● **GOAL**:
Copy the records below exactly as they appear.

● **EXTRACTED ENTRIES**:
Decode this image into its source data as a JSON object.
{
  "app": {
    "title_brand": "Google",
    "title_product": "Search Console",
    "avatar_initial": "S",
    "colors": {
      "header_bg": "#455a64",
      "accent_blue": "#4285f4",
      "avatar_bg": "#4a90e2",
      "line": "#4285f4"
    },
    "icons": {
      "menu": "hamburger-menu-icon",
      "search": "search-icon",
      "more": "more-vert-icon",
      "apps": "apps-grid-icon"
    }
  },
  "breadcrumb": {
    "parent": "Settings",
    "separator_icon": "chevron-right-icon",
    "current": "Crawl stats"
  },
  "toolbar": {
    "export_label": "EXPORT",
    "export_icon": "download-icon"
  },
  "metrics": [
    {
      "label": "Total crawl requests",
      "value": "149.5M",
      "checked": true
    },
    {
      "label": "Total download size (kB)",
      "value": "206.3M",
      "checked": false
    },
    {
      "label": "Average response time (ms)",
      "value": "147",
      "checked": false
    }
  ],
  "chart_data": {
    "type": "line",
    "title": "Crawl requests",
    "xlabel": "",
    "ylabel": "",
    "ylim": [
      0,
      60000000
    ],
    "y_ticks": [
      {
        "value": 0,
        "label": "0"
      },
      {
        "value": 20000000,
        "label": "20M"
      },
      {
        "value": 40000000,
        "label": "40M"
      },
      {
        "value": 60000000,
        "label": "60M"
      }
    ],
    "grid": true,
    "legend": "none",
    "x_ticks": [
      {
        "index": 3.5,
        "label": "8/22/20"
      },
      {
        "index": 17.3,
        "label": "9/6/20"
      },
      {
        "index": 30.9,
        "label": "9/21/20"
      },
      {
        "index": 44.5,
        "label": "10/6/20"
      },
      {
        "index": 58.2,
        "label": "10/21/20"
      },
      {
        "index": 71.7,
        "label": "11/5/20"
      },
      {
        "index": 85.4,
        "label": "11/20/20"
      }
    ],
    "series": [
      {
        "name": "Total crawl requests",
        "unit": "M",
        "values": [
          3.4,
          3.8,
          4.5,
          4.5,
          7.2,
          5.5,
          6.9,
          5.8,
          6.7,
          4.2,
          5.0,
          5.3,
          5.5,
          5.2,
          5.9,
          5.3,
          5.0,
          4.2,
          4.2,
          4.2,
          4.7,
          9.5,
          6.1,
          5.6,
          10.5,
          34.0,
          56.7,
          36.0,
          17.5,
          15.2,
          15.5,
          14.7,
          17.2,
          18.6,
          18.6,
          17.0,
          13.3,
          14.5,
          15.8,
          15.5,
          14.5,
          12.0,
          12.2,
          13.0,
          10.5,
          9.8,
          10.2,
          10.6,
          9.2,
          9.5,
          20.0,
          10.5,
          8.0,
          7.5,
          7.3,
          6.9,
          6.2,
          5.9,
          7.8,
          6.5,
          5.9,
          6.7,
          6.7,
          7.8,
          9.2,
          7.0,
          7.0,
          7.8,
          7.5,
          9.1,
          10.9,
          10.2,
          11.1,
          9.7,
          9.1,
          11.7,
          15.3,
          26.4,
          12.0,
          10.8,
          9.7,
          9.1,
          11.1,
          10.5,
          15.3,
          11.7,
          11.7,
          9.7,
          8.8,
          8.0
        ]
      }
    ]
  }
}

● **ANSWER TO THE PROBLEM**:
Decode this image into its source data as a JSON object.
{
  "app": {
    "title_brand": "Google",
    "title_product": "Search Console",
    "avatar_initial": "S",
    "colors": {
      "header_bg": "#455a64",
      "accent_blue": "#4285f4",
      "avatar_bg": "#4a90e2",
      "line": "#4285f4"
    },
    "icons": {
      "menu": "hamburger-menu-icon",
      "search": "search-icon",
      "more": "more-vert-icon",
      "apps": "apps-grid-icon"
    }
  },
  "breadcrumb": {
    "parent": "Settings",
    "separator_icon": "chevron-right-icon",
    "current": "Crawl stats"
  },
  "toolbar": {
    "export_label": "EXPORT",
    "export_icon": "download-icon"
  },
  "metrics": [
    {
      "label": "Total crawl requests",
      "value": "149.5M",
      "checked": true
    },
    {
      "label": "Total download size (kB)",
      "value": "206.3M",
      "checked": false
    },
    {
      "label": "Average response time (ms)",
      "value": "147",
      "checked": false
    }
  ],
  "chart_data": {
    "type": "line",
    "title": "Crawl requests",
    "xlabel": "",
    "ylabel": "",
    "ylim": [
      0,
      60000000
    ],
    "y_ticks": [
      {
        "value": 0,
        "label": "0"
      },
      {
        "value": 20000000,
        "label": "20M"
      },
      {
        "value": 40000000,
        "label": "40M"
      },
      {
        "value": 60000000,
        "label": "60M"
      }
    ],
    "grid": true,
    "legend": "none",
    "x_ticks": [
      {
        "index": 3.5,
        "label": "8/22/20"
      },
      {
        "index": 17.3,
        "label": "9/6/20"
      },
      {
        "index": 30.9,
        "label": "9/21/20"
      },
      {
        "index": 44.5,
        "label": "10/6/20"
      },
      {
        "index": 58.2,
        "label": "10/21/20"
      },
      {
        "index": 71.7,
        "label": "11/5/20"
      },
      {
        "index": 85.4,
        "label": "11/20/20"
      }
    ],
    "series": [
      {
        "name": "Total crawl requests",
        "unit": "M",
        "values": [
          3.4,
          3.8,
          4.5,
          4.5,
          7.2,
          5.5,
          6.9,
          5.8,
          6.7,
          4.2,
          5.0,
          5.3,
          5.5,
          5.2,
          5.9,
          5.3,
          5.0,
          4.2,
          4.2,
          4.2,
          4.7,
          9.5,
          6.1,
          5.6,
          10.5,
          34.0,
          56.7,
          36.0,
          17.5,
          15.2,
          15.5,
          14.7,
          17.2,
          18.6,
          18.6,
          17.0,
          13.3,
          14.5,
          15.8,
          15.5,
          14.5,
          12.0,
          12.2,
          13.0,
          10.5,
          9.8,
          10.2,
          10.6,
          9.2,
          9.5,
          20.0,
          10.5,
          8.0,
          7.5,
          7.3,
          6.9,
          6.2,
          5.9,
          7.8,
          6.5,
          5.9,
          6.7,
          6.7,
          7.8,
          9.2,
          7.0,
          7.0,
          7.8,
          7.5,
          9.1,
          10.9,
          10.2,
          11.1,
          9.7,
          9.1,
          11.7,
          15.3,
          26.4,
          12.0,
          10.8,
          9.7,
          9.1,
          11.1,
          10.5,
          15.3,
          11.7,
          11.7,
          9.7,
          8.8,
          8.0
        ]
      }
    ]
  }
}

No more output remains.